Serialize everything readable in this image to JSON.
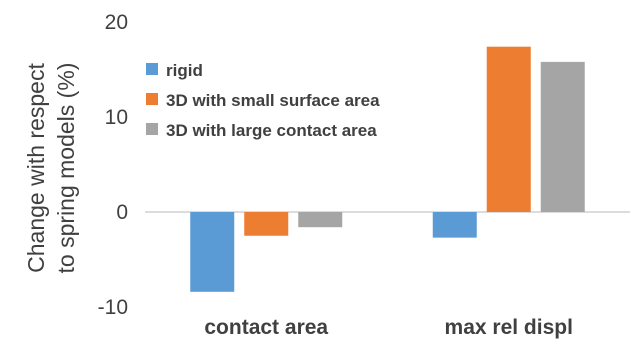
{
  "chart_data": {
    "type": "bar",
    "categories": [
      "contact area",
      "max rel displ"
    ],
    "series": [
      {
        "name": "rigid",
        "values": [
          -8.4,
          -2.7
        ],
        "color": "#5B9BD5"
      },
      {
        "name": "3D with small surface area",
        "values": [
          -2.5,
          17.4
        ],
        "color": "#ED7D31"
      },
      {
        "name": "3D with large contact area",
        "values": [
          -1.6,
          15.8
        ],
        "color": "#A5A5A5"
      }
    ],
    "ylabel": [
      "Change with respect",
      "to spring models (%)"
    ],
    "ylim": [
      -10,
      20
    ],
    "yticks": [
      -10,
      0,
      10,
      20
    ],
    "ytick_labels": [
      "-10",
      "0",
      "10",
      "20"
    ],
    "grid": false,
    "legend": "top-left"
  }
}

• • • •

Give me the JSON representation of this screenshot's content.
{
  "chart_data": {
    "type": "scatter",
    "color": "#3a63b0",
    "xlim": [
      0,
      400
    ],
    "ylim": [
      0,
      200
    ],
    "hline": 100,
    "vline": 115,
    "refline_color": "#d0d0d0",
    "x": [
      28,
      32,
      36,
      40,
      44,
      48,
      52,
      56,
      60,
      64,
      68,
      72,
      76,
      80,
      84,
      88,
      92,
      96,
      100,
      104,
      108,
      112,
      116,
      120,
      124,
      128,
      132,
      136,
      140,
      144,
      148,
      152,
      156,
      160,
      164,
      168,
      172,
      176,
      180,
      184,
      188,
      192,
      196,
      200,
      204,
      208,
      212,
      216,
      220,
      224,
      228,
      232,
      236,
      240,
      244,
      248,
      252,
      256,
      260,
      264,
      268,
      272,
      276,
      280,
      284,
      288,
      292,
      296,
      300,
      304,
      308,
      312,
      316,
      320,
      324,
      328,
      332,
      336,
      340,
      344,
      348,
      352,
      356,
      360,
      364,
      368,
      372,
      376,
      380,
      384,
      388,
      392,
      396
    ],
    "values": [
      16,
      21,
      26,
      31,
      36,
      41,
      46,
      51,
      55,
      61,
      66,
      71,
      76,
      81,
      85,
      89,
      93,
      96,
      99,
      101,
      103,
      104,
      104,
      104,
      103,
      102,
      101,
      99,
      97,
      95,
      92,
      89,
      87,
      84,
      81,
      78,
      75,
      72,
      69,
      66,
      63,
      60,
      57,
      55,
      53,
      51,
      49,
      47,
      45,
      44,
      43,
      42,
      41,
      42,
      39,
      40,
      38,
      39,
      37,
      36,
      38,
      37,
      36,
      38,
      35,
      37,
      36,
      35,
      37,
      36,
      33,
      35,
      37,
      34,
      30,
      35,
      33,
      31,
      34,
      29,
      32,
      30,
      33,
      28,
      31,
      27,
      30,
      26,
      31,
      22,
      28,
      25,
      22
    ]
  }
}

• • • •

Given request: Make a list of all lines in the data that contain "name".

Complete output:
        "name": "rigid",
        "name": "3D with small surface area",
        "name": "3D with large contact area",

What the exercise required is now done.